### Stated goal
Reproduce the data below in full and exclude every picture.

### Listed entries
────────

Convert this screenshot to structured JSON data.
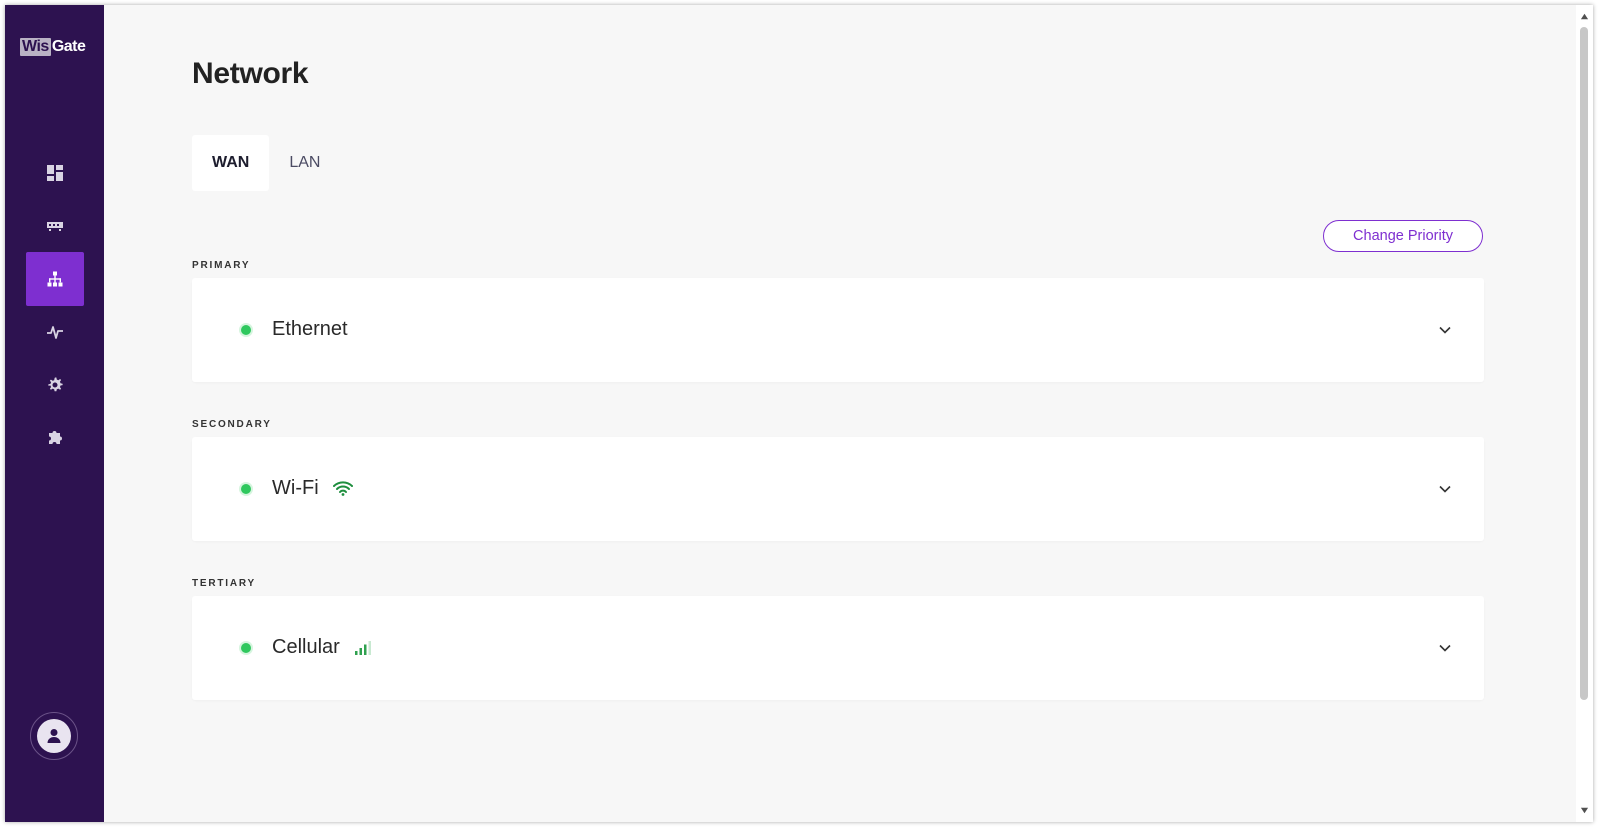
{
  "brand": {
    "part1": "Wis",
    "part2": "Gate"
  },
  "sidebar": {
    "items": [
      {
        "id": "dashboard",
        "icon": "dashboard-icon",
        "active": false
      },
      {
        "id": "devices",
        "icon": "router-icon",
        "active": false
      },
      {
        "id": "network",
        "icon": "network-icon",
        "active": true
      },
      {
        "id": "diagnostics",
        "icon": "activity-icon",
        "active": false
      },
      {
        "id": "settings",
        "icon": "gear-icon",
        "active": false
      },
      {
        "id": "extensions",
        "icon": "puzzle-icon",
        "active": false
      }
    ],
    "profile_icon": "user-icon"
  },
  "page": {
    "title": "Network"
  },
  "tabs": [
    {
      "label": "WAN",
      "active": true
    },
    {
      "label": "LAN",
      "active": false
    }
  ],
  "actions": {
    "change_priority": "Change Priority"
  },
  "sections": [
    {
      "label": "PRIMARY",
      "card": {
        "title": "Ethernet",
        "status": "connected",
        "signal_icon": ""
      }
    },
    {
      "label": "SECONDARY",
      "card": {
        "title": "Wi-Fi",
        "status": "connected",
        "signal_icon": "wifi-icon"
      }
    },
    {
      "label": "TERTIARY",
      "card": {
        "title": "Cellular",
        "status": "connected",
        "signal_icon": "cellular-signal-icon"
      }
    }
  ],
  "colors": {
    "sidebar": "#2d1250",
    "accent": "#7e2fd0",
    "status_ok": "#2fc85e",
    "signal": "#1e8e3e"
  }
}
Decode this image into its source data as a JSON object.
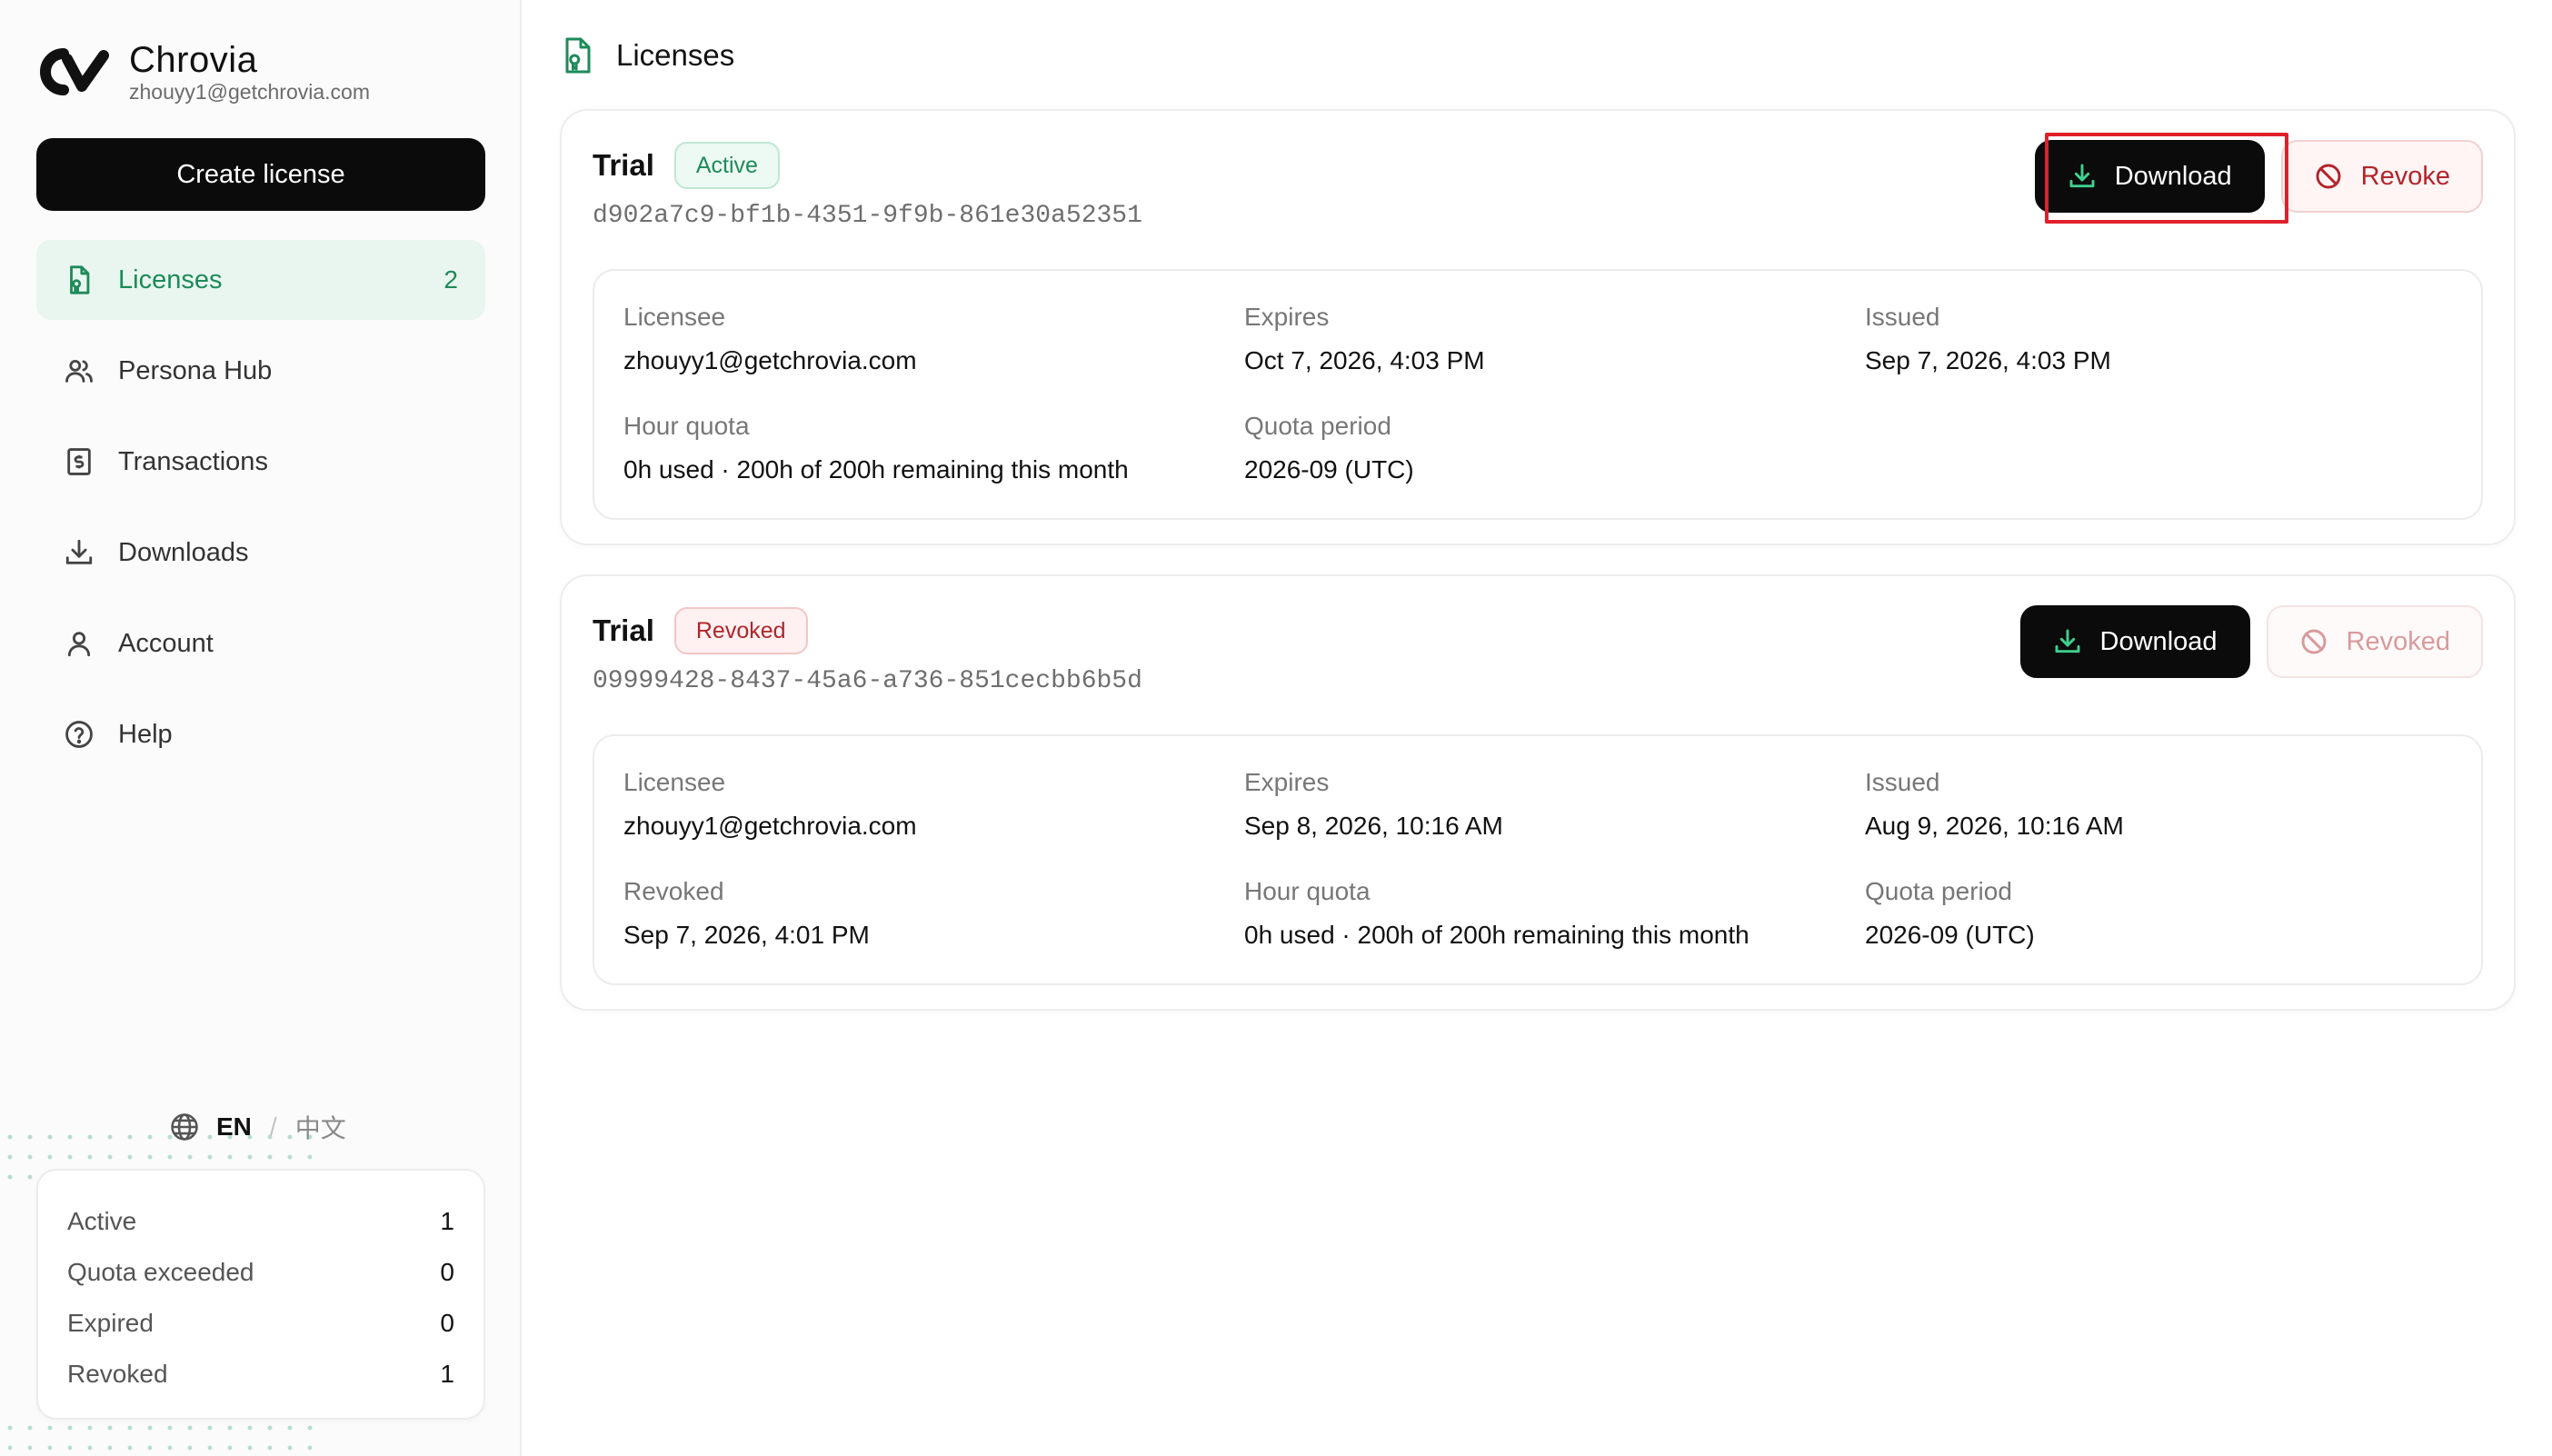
{
  "brand": {
    "name": "Chrovia",
    "email": "zhouyy1@getchrovia.com"
  },
  "sidebar": {
    "create_label": "Create license",
    "items": [
      {
        "label": "Licenses",
        "count": "2",
        "icon": "license-icon",
        "active": true
      },
      {
        "label": "Persona Hub",
        "icon": "users-icon"
      },
      {
        "label": "Transactions",
        "icon": "receipt-icon"
      },
      {
        "label": "Downloads",
        "icon": "download-icon"
      },
      {
        "label": "Account",
        "icon": "user-icon"
      },
      {
        "label": "Help",
        "icon": "help-icon"
      }
    ],
    "lang": {
      "en": "EN",
      "sep": "/",
      "zh": "中文"
    },
    "stats": [
      {
        "label": "Active",
        "value": "1"
      },
      {
        "label": "Quota exceeded",
        "value": "0"
      },
      {
        "label": "Expired",
        "value": "0"
      },
      {
        "label": "Revoked",
        "value": "1"
      }
    ]
  },
  "main": {
    "title": "Licenses",
    "cards": [
      {
        "type": "Trial",
        "status": "Active",
        "id": "d902a7c9-bf1b-4351-9f9b-861e30a52351",
        "download_label": "Download",
        "secondary_label": "Revoke",
        "fields": [
          {
            "label": "Licensee",
            "value": "zhouyy1@getchrovia.com"
          },
          {
            "label": "Expires",
            "value": "Oct 7, 2026, 4:03 PM"
          },
          {
            "label": "Issued",
            "value": "Sep 7, 2026, 4:03 PM"
          },
          {
            "label": "Hour quota",
            "value": "0h used · 200h of 200h remaining this month"
          },
          {
            "label": "Quota period",
            "value": "2026-09 (UTC)"
          }
        ]
      },
      {
        "type": "Trial",
        "status": "Revoked",
        "id": "09999428-8437-45a6-a736-851cecbb6b5d",
        "download_label": "Download",
        "secondary_label": "Revoked",
        "fields": [
          {
            "label": "Licensee",
            "value": "zhouyy1@getchrovia.com"
          },
          {
            "label": "Expires",
            "value": "Sep 8, 2026, 10:16 AM"
          },
          {
            "label": "Issued",
            "value": "Aug 9, 2026, 10:16 AM"
          },
          {
            "label": "Revoked",
            "value": "Sep 7, 2026, 4:01 PM"
          },
          {
            "label": "Hour quota",
            "value": "0h used · 200h of 200h remaining this month"
          },
          {
            "label": "Quota period",
            "value": "2026-09 (UTC)"
          }
        ]
      }
    ]
  },
  "colors": {
    "accent": "#1d8a5a",
    "danger": "#b3242a",
    "dark": "#0b0b0b"
  }
}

────────

### Written solution
Convert this screenshot to structured JSON data.
{
  "brand": {
    "part1": "Wis",
    "part2": "Gate"
  },
  "sidebar": {
    "items": [
      {
        "id": "dashboard",
        "icon": "dashboard-icon",
        "active": false
      },
      {
        "id": "devices",
        "icon": "router-icon",
        "active": false
      },
      {
        "id": "network",
        "icon": "network-icon",
        "active": true
      },
      {
        "id": "diagnostics",
        "icon": "activity-icon",
        "active": false
      },
      {
        "id": "settings",
        "icon": "gear-icon",
        "active": false
      },
      {
        "id": "extensions",
        "icon": "puzzle-icon",
        "active": false
      }
    ],
    "profile_icon": "user-icon"
  },
  "page": {
    "title": "Network"
  },
  "tabs": [
    {
      "label": "WAN",
      "active": true
    },
    {
      "label": "LAN",
      "active": false
    }
  ],
  "actions": {
    "change_priority": "Change Priority"
  },
  "sections": [
    {
      "label": "PRIMARY",
      "card": {
        "title": "Ethernet",
        "status": "connected",
        "signal_icon": ""
      }
    },
    {
      "label": "SECONDARY",
      "card": {
        "title": "Wi-Fi",
        "status": "connected",
        "signal_icon": "wifi-icon"
      }
    },
    {
      "label": "TERTIARY",
      "card": {
        "title": "Cellular",
        "status": "connected",
        "signal_icon": "cellular-signal-icon"
      }
    }
  ],
  "colors": {
    "sidebar": "#2d1250",
    "accent": "#7e2fd0",
    "status_ok": "#2fc85e",
    "signal": "#1e8e3e"
  }
}
Decode this image into its source data as a JSON object.
{
  "brand": {
    "name": "Chrovia",
    "email": "zhouyy1@getchrovia.com"
  },
  "sidebar": {
    "create_label": "Create license",
    "items": [
      {
        "label": "Licenses",
        "count": "2",
        "icon": "license-icon",
        "active": true
      },
      {
        "label": "Persona Hub",
        "icon": "users-icon"
      },
      {
        "label": "Transactions",
        "icon": "receipt-icon"
      },
      {
        "label": "Downloads",
        "icon": "download-icon"
      },
      {
        "label": "Account",
        "icon": "user-icon"
      },
      {
        "label": "Help",
        "icon": "help-icon"
      }
    ],
    "lang": {
      "en": "EN",
      "sep": "/",
      "zh": "中文"
    },
    "stats": [
      {
        "label": "Active",
        "value": "1"
      },
      {
        "label": "Quota exceeded",
        "value": "0"
      },
      {
        "label": "Expired",
        "value": "0"
      },
      {
        "label": "Revoked",
        "value": "1"
      }
    ]
  },
  "main": {
    "title": "Licenses",
    "cards": [
      {
        "type": "Trial",
        "status": "Active",
        "id": "d902a7c9-bf1b-4351-9f9b-861e30a52351",
        "download_label": "Download",
        "secondary_label": "Revoke",
        "fields": [
          {
            "label": "Licensee",
            "value": "zhouyy1@getchrovia.com"
          },
          {
            "label": "Expires",
            "value": "Oct 7, 2026, 4:03 PM"
          },
          {
            "label": "Issued",
            "value": "Sep 7, 2026, 4:03 PM"
          },
          {
            "label": "Hour quota",
            "value": "0h used · 200h of 200h remaining this month"
          },
          {
            "label": "Quota period",
            "value": "2026-09 (UTC)"
          }
        ]
      },
      {
        "type": "Trial",
        "status": "Revoked",
        "id": "09999428-8437-45a6-a736-851cecbb6b5d",
        "download_label": "Download",
        "secondary_label": "Revoked",
        "fields": [
          {
            "label": "Licensee",
            "value": "zhouyy1@getchrovia.com"
          },
          {
            "label": "Expires",
            "value": "Sep 8, 2026, 10:16 AM"
          },
          {
            "label": "Issued",
            "value": "Aug 9, 2026, 10:16 AM"
          },
          {
            "label": "Revoked",
            "value": "Sep 7, 2026, 4:01 PM"
          },
          {
            "label": "Hour quota",
            "value": "0h used · 200h of 200h remaining this month"
          },
          {
            "label": "Quota period",
            "value": "2026-09 (UTC)"
          }
        ]
      }
    ]
  },
  "colors": {
    "accent": "#1d8a5a",
    "danger": "#b3242a",
    "dark": "#0b0b0b"
  }
}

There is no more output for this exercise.